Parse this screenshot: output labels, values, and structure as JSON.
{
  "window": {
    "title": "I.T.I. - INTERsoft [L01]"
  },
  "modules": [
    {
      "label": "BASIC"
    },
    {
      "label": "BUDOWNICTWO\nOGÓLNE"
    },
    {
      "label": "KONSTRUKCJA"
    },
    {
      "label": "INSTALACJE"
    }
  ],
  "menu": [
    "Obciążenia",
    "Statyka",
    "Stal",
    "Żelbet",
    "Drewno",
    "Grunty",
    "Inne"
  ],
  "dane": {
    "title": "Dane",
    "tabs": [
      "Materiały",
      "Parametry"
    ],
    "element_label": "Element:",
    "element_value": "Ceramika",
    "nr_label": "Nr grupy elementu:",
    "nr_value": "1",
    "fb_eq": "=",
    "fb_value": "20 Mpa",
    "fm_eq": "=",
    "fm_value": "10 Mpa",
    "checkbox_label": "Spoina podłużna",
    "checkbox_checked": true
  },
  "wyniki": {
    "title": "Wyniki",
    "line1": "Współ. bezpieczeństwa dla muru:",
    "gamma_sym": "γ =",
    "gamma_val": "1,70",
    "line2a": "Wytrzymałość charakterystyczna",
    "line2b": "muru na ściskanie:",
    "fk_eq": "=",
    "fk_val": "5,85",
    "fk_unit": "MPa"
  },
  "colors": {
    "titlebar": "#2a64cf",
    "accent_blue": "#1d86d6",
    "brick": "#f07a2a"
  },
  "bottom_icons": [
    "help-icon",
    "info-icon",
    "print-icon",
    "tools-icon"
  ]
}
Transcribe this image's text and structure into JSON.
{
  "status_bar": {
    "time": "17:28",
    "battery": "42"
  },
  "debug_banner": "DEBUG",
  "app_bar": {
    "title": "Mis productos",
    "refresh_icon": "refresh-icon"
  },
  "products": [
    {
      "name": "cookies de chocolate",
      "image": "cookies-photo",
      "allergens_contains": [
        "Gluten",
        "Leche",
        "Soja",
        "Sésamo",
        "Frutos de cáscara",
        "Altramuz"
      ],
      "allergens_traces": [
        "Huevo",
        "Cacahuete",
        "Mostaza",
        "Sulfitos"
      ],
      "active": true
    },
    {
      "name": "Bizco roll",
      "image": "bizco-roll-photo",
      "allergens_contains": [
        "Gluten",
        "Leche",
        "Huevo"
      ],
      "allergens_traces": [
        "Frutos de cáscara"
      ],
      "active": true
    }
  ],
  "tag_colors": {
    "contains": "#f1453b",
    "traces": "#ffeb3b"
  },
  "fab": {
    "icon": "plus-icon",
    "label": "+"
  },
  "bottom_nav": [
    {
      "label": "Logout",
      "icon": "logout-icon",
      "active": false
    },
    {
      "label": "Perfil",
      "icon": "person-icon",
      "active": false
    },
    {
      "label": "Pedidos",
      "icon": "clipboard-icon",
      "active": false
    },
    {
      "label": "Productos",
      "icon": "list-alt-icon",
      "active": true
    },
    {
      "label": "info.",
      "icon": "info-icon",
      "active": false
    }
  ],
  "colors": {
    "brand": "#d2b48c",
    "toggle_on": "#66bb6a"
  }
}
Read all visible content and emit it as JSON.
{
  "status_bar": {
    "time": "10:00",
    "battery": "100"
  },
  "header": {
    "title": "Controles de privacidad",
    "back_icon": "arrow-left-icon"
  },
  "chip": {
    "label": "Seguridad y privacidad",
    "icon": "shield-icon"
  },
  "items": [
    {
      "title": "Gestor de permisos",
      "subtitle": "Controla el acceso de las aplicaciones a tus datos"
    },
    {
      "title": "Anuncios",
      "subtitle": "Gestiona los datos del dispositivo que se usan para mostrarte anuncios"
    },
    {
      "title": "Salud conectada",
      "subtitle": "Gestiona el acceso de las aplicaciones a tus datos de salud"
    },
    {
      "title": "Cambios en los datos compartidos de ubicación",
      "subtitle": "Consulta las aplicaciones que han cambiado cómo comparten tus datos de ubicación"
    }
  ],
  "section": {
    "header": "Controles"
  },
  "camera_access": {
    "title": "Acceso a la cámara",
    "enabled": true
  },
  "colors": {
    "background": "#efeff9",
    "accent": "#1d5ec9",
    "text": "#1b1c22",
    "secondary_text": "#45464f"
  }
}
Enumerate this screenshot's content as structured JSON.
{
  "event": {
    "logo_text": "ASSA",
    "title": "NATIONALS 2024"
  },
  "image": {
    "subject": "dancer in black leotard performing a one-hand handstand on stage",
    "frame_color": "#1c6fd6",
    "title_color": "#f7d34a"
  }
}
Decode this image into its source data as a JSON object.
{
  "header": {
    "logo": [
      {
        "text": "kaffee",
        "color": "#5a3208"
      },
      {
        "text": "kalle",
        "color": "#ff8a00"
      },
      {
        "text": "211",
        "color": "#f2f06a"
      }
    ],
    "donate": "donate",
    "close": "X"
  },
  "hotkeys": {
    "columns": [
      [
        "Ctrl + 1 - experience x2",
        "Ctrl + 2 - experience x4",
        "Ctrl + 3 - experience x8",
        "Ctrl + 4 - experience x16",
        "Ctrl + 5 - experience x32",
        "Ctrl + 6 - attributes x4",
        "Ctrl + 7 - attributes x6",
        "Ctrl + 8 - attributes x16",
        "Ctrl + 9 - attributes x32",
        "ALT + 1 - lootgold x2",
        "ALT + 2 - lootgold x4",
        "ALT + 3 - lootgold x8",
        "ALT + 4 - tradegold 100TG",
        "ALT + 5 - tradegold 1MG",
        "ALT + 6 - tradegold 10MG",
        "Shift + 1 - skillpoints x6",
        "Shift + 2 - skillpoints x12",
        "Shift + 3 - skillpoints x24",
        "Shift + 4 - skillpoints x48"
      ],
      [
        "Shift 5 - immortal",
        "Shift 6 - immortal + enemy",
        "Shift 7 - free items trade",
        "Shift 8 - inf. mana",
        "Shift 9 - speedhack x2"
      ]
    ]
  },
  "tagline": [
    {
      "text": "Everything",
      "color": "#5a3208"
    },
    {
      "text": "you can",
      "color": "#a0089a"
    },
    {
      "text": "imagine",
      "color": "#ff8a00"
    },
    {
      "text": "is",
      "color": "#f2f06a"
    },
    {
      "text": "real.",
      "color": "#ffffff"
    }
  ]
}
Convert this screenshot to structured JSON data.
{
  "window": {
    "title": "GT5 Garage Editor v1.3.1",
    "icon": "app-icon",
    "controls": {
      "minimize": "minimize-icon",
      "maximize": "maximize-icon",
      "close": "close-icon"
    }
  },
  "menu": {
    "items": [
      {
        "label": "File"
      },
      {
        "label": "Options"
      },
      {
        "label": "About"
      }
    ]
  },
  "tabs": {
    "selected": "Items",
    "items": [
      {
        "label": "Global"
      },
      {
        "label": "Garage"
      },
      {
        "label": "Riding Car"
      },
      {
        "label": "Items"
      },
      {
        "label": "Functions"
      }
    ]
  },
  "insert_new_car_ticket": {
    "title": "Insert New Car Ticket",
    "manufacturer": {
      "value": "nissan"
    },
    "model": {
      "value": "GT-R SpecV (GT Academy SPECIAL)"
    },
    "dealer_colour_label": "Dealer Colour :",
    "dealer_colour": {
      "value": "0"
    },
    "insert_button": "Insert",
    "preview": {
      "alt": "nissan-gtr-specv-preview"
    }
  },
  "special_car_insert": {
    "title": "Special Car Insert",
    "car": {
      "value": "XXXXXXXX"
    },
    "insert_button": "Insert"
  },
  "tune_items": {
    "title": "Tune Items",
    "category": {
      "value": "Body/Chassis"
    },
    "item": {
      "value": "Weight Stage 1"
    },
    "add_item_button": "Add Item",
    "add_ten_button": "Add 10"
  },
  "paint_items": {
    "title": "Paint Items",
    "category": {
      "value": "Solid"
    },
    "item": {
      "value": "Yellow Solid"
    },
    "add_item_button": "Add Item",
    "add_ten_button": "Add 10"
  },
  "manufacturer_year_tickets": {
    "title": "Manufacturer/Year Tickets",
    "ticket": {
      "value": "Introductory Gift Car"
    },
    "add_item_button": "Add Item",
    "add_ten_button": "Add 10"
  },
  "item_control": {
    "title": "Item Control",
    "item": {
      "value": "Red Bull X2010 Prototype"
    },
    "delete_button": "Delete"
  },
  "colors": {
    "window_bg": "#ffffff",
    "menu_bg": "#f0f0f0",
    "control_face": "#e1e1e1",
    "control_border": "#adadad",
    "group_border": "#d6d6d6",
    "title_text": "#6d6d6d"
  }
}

Required task: Which lines hold the string "screenshot"? List them all.

Solution to this problem:
Parse this screenshot: output labels, values, and structure as JSON.
Enumerate this screenshot's content as structured JSON.
Convert this screenshot to structured JSON data.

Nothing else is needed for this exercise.